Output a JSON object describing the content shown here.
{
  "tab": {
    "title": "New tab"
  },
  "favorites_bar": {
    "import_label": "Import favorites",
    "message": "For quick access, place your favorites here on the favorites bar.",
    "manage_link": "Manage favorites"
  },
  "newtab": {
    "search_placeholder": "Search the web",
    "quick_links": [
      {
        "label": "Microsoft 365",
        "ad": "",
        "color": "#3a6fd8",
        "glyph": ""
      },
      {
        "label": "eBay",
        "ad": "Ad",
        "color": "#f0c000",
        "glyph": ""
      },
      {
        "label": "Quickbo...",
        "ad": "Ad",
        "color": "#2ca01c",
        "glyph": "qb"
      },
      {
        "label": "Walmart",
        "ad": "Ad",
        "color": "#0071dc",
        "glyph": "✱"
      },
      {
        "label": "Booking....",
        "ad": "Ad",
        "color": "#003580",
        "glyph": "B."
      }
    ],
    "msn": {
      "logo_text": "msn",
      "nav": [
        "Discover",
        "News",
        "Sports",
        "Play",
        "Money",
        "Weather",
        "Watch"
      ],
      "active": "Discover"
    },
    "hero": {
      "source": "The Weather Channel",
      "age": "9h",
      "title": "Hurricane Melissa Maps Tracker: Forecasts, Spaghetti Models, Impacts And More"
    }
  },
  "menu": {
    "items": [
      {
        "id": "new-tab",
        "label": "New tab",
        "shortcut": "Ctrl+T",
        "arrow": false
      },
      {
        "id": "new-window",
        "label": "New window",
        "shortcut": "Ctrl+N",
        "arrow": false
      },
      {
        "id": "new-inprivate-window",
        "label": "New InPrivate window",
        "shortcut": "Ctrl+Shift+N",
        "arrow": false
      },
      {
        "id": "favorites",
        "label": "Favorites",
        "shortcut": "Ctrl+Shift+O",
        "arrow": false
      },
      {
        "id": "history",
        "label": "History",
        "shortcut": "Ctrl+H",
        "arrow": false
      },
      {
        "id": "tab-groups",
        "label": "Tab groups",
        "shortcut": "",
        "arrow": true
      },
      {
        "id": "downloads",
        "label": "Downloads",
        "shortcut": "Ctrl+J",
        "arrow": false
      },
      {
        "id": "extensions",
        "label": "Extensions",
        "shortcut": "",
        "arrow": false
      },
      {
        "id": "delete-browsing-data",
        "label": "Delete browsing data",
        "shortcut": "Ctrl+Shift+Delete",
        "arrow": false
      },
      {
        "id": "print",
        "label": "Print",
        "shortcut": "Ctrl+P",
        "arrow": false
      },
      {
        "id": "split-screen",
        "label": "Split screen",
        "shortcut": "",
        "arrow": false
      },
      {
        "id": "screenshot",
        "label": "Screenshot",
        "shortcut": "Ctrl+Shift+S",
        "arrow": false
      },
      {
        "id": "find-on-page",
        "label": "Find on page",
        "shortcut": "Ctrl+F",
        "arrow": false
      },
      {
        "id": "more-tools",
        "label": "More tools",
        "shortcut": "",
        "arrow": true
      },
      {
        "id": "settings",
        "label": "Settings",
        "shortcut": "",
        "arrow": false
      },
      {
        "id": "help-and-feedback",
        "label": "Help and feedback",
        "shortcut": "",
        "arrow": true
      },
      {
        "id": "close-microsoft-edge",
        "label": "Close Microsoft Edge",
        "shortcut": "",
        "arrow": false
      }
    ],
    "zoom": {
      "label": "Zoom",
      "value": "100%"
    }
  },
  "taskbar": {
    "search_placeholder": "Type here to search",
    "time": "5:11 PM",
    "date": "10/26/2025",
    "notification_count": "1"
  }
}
· · · ·
Every entry should be printed again exactly as it stands.

# Completed task
Output a JSON object describing the content shown here.
{
  "tab": {
    "title": "New tab"
  },
  "favorites_bar": {
    "import_label": "Import favorites",
    "message": "For quick access, place your favorites here on the favorites bar.",
    "manage_link": "Manage favorites"
  },
  "newtab": {
    "search_placeholder": "Search the web",
    "quick_links": [
      {
        "label": "Microsoft 365",
        "ad": "",
        "color": "#3a6fd8",
        "glyph": ""
      },
      {
        "label": "eBay",
        "ad": "Ad",
        "color": "#f0c000",
        "glyph": ""
      },
      {
        "label": "Quickbo...",
        "ad": "Ad",
        "color": "#2ca01c",
        "glyph": "qb"
      },
      {
        "label": "Walmart",
        "ad": "Ad",
        "color": "#0071dc",
        "glyph": "✱"
      },
      {
        "label": "Booking....",
        "ad": "Ad",
        "color": "#003580",
        "glyph": "B."
      }
    ],
    "msn": {
      "logo_text": "msn",
      "nav": [
        "Discover",
        "News",
        "Sports",
        "Play",
        "Money",
        "Weather",
        "Watch"
      ],
      "active": "Discover"
    },
    "hero": {
      "source": "The Weather Channel",
      "age": "9h",
      "title": "Hurricane Melissa Maps Tracker: Forecasts, Spaghetti Models, Impacts And More"
    }
  },
  "menu": {
    "items": [
      {
        "id": "new-tab",
        "label": "New tab",
        "shortcut": "Ctrl+T",
        "arrow": false
      },
      {
        "id": "new-window",
        "label": "New window",
        "shortcut": "Ctrl+N",
        "arrow": false
      },
      {
        "id": "new-inprivate-window",
        "label": "New InPrivate window",
        "shortcut": "Ctrl+Shift+N",
        "arrow": false
      },
      {
        "id": "favorites",
        "label": "Favorites",
        "shortcut": "Ctrl+Shift+O",
        "arrow": false
      },
      {
        "id": "history",
        "label": "History",
        "shortcut": "Ctrl+H",
        "arrow": false
      },
      {
        "id": "tab-groups",
        "label": "Tab groups",
        "shortcut": "",
        "arrow": true
      },
      {
        "id": "downloads",
        "label": "Downloads",
        "shortcut": "Ctrl+J",
        "arrow": false
      },
      {
        "id": "extensions",
        "label": "Extensions",
        "shortcut": "",
        "arrow": false
      },
      {
        "id": "delete-browsing-data",
        "label": "Delete browsing data",
        "shortcut": "Ctrl+Shift+Delete",
        "arrow": false
      },
      {
        "id": "print",
        "label": "Print",
        "shortcut": "Ctrl+P",
        "arrow": false
      },
      {
        "id": "split-screen",
        "label": "Split screen",
        "shortcut": "",
        "arrow": false
      },
      {
        "id": "screenshot",
        "label": "Screenshot",
        "shortcut": "Ctrl+Shift+S",
        "arrow": false
      },
      {
        "id": "find-on-page",
        "label": "Find on page",
        "shortcut": "Ctrl+F",
        "arrow": false
      },
      {
        "id": "more-tools",
        "label": "More tools",
        "shortcut": "",
        "arrow": true
      },
      {
        "id": "settings",
        "label": "Settings",
        "shortcut": "",
        "arrow": false
      },
      {
        "id": "help-and-feedback",
        "label": "Help and feedback",
        "shortcut": "",
        "arrow": true
      },
      {
        "id": "close-microsoft-edge",
        "label": "Close Microsoft Edge",
        "shortcut": "",
        "arrow": false
      }
    ],
    "zoom": {
      "label": "Zoom",
      "value": "100%"
    }
  },
  "taskbar": {
    "search_placeholder": "Type here to search",
    "time": "5:11 PM",
    "date": "10/26/2025",
    "notification_count": "1"
  }
}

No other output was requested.